What this task involves: Can you rewrite all of the material below with every "satellite imagery" changed to "aerial imagery" and everything else left as it is? Omit the pictures from your answer.

--- Begin Data to process ---

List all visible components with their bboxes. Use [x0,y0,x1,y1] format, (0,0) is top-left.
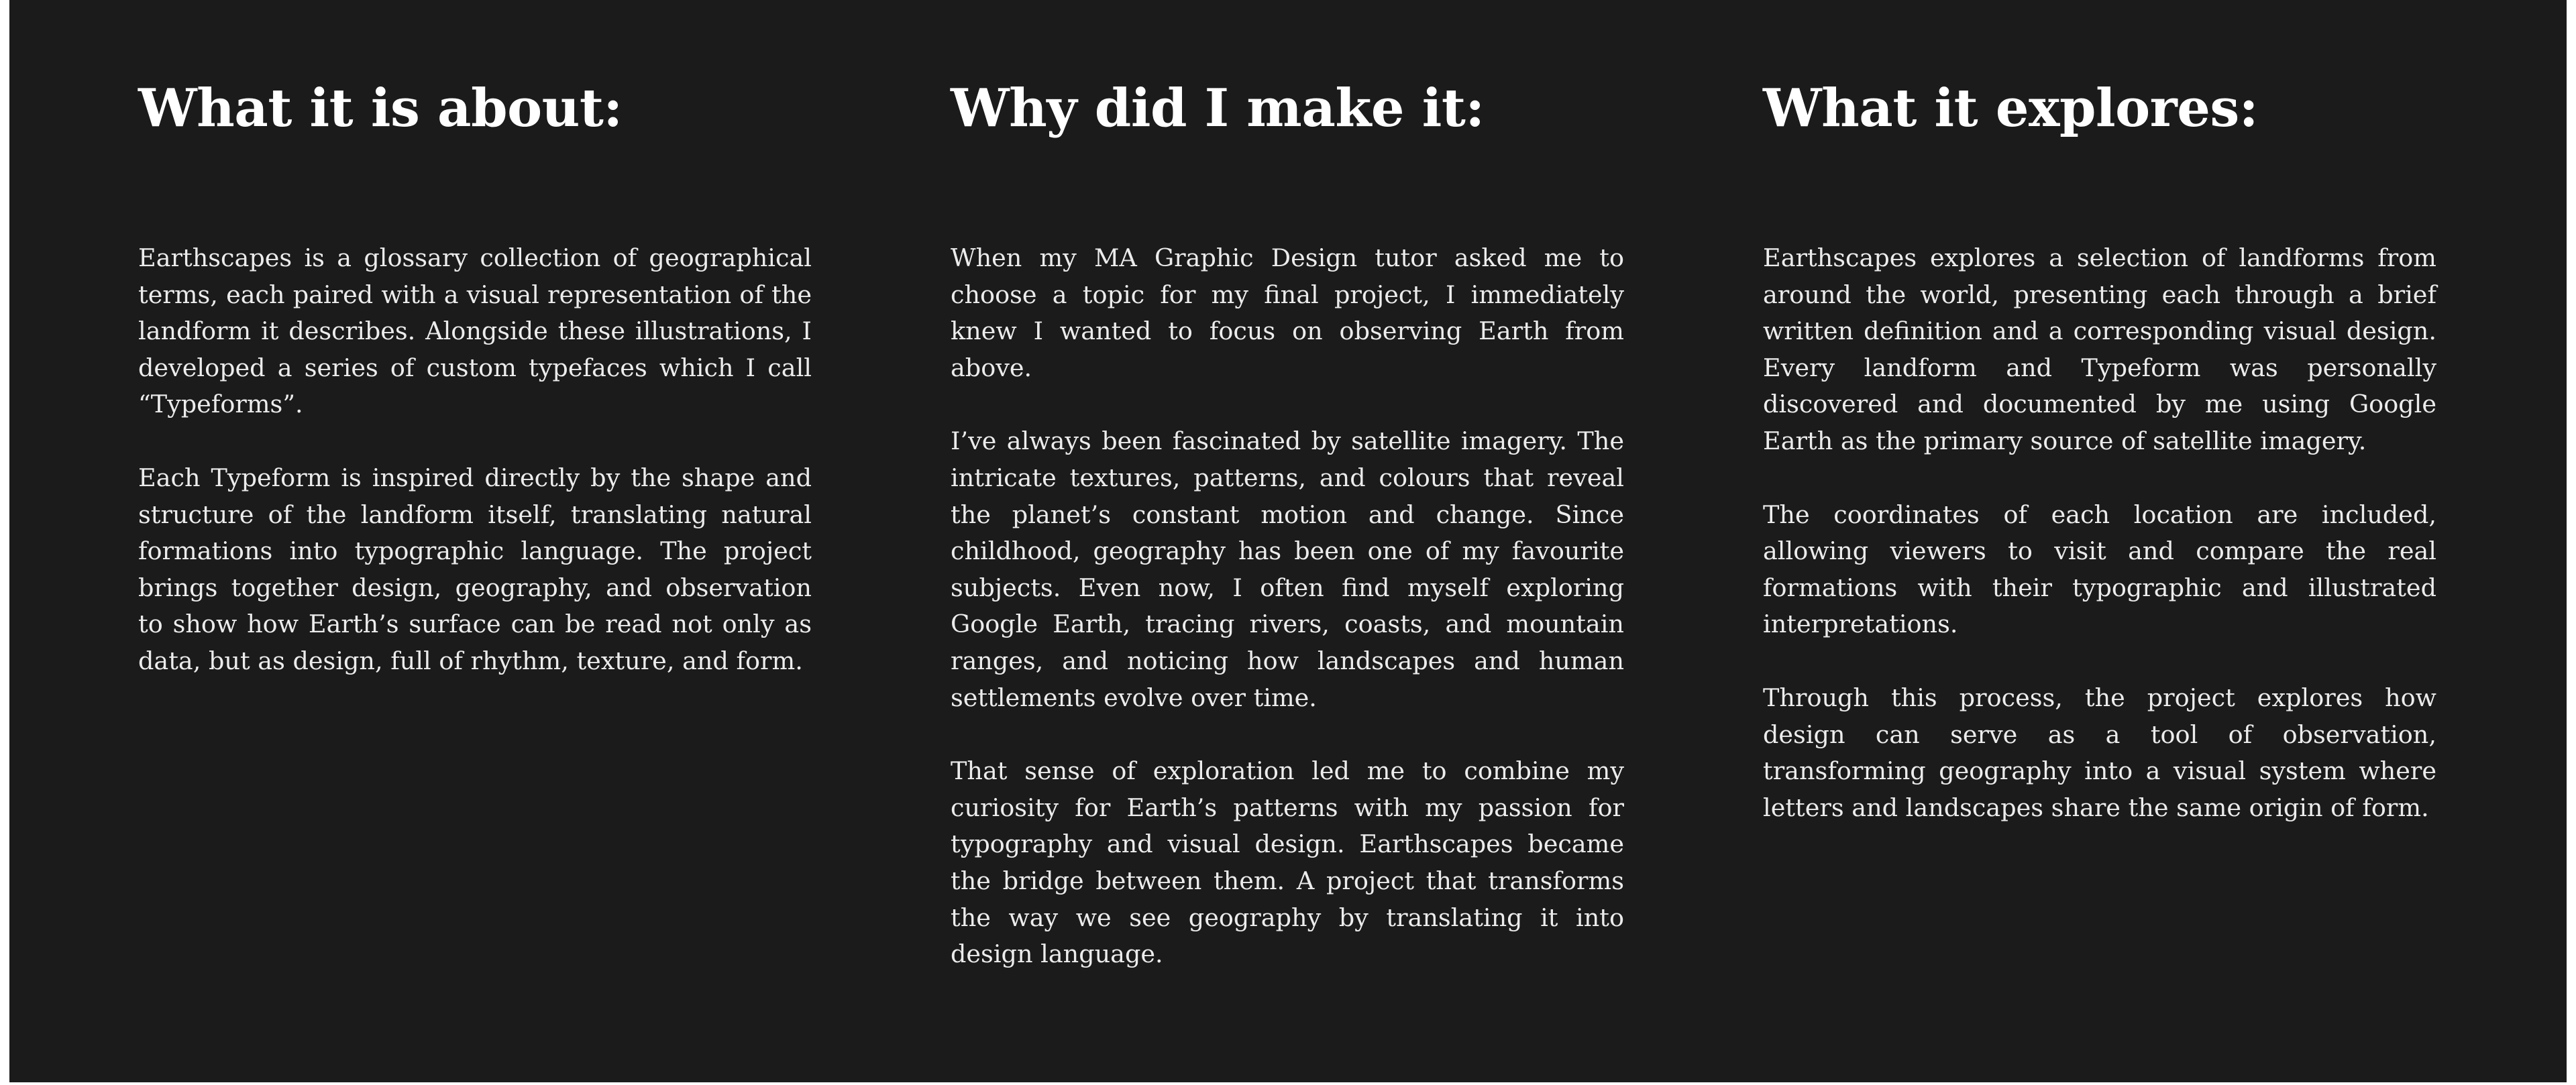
column-body [138,240,812,717]
column-body [951,240,1624,1010]
column-heading: Why did I make it: [951,78,1485,139]
column-heading: What it explores: [1763,78,2259,139]
paragraph: The coordinates of each location are included, allowing viewers to visit and compare the real formations with their typographic and illustrated interpretations. [1763,500,2436,639]
paragraph: Earthscapes is a glossary collection of geographical terms, each paired with a visual representation of the landform it describes. Alongside these illustrations, I developed a series of custom typefaces which I call “Typeforms”. [138,243,812,419]
paragraph: I’ve always been fascinated by satellite imagery. The intricate textures, patterns, and colours that reveal the planet’s constant motion and change. Since childhood, geography has been one of my favourite subjects. Even now, I often find myself exploring Google Earth, tracing rivers, coasts, and mountain ranges, and noticing how landscapes and human settlements evolve over time. [951,426,1624,712]
paragraph: Through this process, the project explores how design can serve as a tool of observation, transforming geography into a visual system where letters and landscapes share the same origin of form. [1763,683,2436,822]
paragraph: That sense of exploration led me to combine my curiosity for Earth’s patterns with my passion for typography and visual design. Earthscapes became the bridge between them. A project that transforms the way we see geography by translating it into design language. [951,756,1624,969]
column-heading: What it is about: [138,78,623,139]
paragraph: When my MA Graphic Design tutor asked me to choose a topic for my final project, I immediately knew I wanted to focus on observing Earth from above. [951,243,1624,382]
column-body [1763,240,2436,863]
paragraph: Each Typeform is inspired directly by the shape and structure of the landform itself, translating natural formations into typographic language. The project brings together design, geography, and observation to show how Earth’s surface can be read not only as data, but as design, full of rhythm, texture, and form. [138,463,812,675]
page-background [9,0,2567,1082]
paragraph: Earthscapes explores a selection of landforms from around the world, presenting each through a brief written definition and a corresponding visual design. Every landform and Typeform was personally discovered and documented by me using Google Earth as the primary source of satellite imagery. [1763,243,2436,455]
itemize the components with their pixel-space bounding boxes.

--- End Data to process ---

Written answer:
List all visible components with their bboxes. Use [x0,y0,x1,y1] format, (0,0) is top-left.
column-body [138,240,812,717]
column-body [951,240,1624,1010]
column-heading: Why did I make it: [951,78,1485,139]
column-heading: What it explores: [1763,78,2259,139]
paragraph: The coordinates of each location are included, allowing viewers to visit and compare the real formations with their typographic and illustrated interpretations. [1763,500,2436,639]
paragraph: Earthscapes is a glossary collection of geographical terms, each paired with a visual representation of the landform it describes. Alongside these illustrations, I developed a series of custom typefaces which I call “Typeforms”. [138,243,812,419]
paragraph: I’ve always been fascinated by aerial imagery. The intricate textures, patterns, and colours that reveal the planet’s constant motion and change. Since childhood, geography has been one of my favourite subjects. Even now, I often find myself exploring Google Earth, tracing rivers, coasts, and mountain ranges, and noticing how landscapes and human settlements evolve over time. [951,426,1624,712]
paragraph: Through this process, the project explores how design can serve as a tool of observation, transforming geography into a visual system where letters and landscapes share the same origin of form. [1763,683,2436,822]
paragraph: That sense of exploration led me to combine my curiosity for Earth’s patterns with my passion for typography and visual design. Earthscapes became the bridge between them. A project that transforms the way we see geography by translating it into design language. [951,756,1624,969]
column-heading: What it is about: [138,78,623,139]
paragraph: When my MA Graphic Design tutor asked me to choose a topic for my final project, I immediately knew I wanted to focus on observing Earth from above. [951,243,1624,382]
column-body [1763,240,2436,863]
paragraph: Each Typeform is inspired directly by the shape and structure of the landform itself, translating natural formations into typographic language. The project brings together design, geography, and observation to show how Earth’s surface can be read not only as data, but as design, full of rhythm, texture, and form. [138,463,812,675]
page-background [9,0,2567,1082]
paragraph: Earthscapes explores a selection of landforms from around the world, presenting each through a brief written definition and a corresponding visual design. Every landform and Typeform was personally discovered and documented by me using Google Earth as the primary source of aerial imagery. [1763,243,2436,455]
itemize the components with their pixel-space bounding boxes.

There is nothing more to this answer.